| Exercise instructions |
Rename "legend-swatch" to "legend-marker" in the records, from their start up to and including the line with "legend-item-frogforager: frogforager (3)". Give those lines again with everything else unchanged.

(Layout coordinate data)
— Start —

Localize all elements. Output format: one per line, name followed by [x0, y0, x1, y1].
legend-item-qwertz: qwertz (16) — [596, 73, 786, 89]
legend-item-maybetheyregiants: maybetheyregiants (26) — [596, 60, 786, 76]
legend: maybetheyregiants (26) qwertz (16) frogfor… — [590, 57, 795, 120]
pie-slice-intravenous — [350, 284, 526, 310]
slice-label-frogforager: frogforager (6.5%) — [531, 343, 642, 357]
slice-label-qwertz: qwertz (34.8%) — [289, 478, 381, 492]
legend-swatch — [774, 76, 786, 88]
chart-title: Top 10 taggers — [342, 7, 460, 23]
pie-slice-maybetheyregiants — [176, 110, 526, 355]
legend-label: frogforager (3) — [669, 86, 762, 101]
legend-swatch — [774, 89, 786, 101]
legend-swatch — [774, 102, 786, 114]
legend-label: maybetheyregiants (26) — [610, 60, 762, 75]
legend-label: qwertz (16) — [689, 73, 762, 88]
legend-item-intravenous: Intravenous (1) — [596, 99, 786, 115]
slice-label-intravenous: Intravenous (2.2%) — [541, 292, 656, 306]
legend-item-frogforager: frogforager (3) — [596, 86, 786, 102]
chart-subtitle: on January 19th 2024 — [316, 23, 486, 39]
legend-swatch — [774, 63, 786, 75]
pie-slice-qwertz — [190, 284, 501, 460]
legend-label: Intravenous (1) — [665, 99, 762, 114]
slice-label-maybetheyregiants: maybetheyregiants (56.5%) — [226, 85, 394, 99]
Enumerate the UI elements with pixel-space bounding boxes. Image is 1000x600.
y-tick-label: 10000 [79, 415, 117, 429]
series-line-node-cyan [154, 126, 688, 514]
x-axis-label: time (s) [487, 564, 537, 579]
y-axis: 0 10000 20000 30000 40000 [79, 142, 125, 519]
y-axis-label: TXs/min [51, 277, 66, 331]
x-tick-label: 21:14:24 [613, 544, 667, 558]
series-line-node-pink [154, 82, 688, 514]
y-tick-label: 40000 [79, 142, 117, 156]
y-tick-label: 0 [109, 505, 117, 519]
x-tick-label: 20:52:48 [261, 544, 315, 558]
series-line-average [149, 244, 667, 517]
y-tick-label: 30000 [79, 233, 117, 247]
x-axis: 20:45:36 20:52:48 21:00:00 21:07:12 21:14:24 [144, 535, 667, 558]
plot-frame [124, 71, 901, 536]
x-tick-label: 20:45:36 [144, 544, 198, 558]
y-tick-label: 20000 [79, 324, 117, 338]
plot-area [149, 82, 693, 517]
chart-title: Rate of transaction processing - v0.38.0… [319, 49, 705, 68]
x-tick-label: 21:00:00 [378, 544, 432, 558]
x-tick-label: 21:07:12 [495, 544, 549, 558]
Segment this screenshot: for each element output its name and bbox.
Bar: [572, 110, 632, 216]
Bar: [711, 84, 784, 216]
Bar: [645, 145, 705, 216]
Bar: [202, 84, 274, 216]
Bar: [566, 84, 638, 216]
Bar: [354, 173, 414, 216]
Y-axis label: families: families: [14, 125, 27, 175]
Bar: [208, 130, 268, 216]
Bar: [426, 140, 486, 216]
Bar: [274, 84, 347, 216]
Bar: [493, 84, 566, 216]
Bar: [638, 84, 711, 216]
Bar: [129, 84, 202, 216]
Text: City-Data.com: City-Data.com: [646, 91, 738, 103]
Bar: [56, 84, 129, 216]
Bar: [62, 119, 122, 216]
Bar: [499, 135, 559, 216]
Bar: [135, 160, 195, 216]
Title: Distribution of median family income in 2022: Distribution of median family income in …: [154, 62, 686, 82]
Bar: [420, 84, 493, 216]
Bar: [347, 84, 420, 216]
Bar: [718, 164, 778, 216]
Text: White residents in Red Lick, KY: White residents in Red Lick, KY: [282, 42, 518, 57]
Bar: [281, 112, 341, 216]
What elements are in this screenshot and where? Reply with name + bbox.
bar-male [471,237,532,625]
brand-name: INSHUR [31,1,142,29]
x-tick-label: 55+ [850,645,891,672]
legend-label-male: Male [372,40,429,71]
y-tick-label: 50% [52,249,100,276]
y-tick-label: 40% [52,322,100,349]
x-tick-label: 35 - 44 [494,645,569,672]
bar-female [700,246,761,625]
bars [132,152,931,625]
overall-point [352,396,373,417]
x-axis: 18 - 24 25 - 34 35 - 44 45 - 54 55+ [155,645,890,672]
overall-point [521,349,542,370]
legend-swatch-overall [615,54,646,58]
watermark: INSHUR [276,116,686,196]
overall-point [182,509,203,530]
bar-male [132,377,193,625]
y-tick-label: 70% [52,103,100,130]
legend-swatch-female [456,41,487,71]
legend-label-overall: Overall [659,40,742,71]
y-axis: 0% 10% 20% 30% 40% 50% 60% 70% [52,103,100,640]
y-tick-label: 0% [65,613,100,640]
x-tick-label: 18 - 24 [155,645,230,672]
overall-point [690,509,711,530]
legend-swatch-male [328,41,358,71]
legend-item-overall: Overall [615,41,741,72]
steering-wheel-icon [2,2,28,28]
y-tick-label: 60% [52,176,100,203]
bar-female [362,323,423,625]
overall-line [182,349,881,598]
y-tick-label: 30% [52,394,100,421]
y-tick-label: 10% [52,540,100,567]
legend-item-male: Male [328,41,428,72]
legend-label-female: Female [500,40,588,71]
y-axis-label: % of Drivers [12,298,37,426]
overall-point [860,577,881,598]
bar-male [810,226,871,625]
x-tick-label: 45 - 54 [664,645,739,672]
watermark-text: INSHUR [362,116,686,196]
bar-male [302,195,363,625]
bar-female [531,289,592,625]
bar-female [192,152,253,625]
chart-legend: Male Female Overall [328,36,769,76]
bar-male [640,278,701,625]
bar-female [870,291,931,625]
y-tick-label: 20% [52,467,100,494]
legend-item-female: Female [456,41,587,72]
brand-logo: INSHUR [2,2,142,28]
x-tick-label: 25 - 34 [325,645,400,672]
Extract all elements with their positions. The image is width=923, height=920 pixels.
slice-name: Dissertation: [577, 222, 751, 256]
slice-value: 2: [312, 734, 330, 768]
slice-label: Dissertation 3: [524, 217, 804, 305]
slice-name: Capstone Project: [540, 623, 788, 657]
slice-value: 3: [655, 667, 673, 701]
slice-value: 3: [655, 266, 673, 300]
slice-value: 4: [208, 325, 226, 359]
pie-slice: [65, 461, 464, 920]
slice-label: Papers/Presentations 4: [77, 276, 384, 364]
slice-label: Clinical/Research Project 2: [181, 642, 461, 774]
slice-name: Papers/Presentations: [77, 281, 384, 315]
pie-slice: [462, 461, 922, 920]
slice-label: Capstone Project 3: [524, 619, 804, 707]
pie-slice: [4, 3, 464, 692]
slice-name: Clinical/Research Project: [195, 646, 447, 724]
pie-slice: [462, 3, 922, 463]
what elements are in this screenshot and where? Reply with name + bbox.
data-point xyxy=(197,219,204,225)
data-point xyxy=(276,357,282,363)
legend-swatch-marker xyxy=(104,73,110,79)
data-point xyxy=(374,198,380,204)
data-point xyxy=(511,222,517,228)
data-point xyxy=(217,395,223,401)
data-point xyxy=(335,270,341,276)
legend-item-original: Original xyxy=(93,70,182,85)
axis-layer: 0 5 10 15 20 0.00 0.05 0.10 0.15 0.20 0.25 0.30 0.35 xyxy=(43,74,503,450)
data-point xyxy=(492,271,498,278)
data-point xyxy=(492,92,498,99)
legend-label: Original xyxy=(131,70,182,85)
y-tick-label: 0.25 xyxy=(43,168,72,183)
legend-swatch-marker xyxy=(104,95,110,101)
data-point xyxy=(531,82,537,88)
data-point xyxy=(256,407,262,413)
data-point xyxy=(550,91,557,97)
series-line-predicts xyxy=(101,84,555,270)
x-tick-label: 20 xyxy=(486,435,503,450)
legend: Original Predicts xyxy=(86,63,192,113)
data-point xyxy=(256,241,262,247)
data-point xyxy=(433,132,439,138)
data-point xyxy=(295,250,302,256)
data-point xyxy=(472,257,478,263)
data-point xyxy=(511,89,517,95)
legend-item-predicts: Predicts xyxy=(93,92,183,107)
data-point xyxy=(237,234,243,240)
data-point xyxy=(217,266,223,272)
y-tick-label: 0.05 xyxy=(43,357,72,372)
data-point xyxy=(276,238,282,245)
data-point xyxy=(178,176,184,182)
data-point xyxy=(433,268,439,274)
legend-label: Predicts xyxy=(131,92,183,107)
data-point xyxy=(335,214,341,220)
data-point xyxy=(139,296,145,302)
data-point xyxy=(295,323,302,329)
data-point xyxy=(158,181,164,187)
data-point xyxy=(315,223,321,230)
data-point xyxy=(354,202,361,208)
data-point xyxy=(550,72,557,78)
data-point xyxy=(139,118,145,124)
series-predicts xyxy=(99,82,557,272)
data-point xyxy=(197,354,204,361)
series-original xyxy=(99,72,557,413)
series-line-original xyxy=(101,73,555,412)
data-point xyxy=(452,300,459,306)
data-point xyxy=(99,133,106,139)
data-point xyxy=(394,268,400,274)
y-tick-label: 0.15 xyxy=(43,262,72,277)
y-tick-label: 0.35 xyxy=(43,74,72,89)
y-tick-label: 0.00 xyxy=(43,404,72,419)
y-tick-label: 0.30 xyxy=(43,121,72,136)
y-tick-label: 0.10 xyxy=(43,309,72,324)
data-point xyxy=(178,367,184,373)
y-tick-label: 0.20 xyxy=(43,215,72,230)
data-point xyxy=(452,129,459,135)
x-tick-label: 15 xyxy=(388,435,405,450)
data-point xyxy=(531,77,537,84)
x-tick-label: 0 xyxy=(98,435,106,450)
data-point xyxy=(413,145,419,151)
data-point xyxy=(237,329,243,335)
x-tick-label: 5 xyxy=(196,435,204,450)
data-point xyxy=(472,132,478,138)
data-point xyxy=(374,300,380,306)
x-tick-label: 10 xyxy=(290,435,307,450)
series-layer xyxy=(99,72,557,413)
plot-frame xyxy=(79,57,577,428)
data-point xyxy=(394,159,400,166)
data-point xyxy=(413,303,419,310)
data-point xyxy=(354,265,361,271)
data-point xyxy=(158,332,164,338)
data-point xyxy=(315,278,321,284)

— End —

| Exercise solution |
Localize all elements. Output format: one per line, name followed by [x0, y0, x1, y1].
legend-item-qwertz: qwertz (16) — [596, 73, 786, 89]
legend-item-maybetheyregiants: maybetheyregiants (26) — [596, 60, 786, 76]
legend: maybetheyregiants (26) qwertz (16) frogfor… — [590, 57, 795, 120]
pie-slice-intravenous — [350, 284, 526, 310]
slice-label-frogforager: frogforager (6.5%) — [531, 343, 642, 357]
slice-label-qwertz: qwertz (34.8%) — [289, 478, 381, 492]
legend-marker — [774, 76, 786, 88]
chart-title: Top 10 taggers — [342, 7, 460, 23]
pie-slice-maybetheyregiants — [176, 110, 526, 355]
legend-label: frogforager (3) — [669, 86, 762, 101]
legend-marker — [774, 89, 786, 101]
legend-marker — [774, 102, 786, 114]
legend-label: maybetheyregiants (26) — [610, 60, 762, 75]
legend-label: qwertz (16) — [689, 73, 762, 88]
legend-item-intravenous: Intravenous (1) — [596, 99, 786, 115]
slice-label-intravenous: Intravenous (2.2%) — [541, 292, 656, 306]
legend-item-frogforager: frogforager (3) — [596, 86, 786, 102]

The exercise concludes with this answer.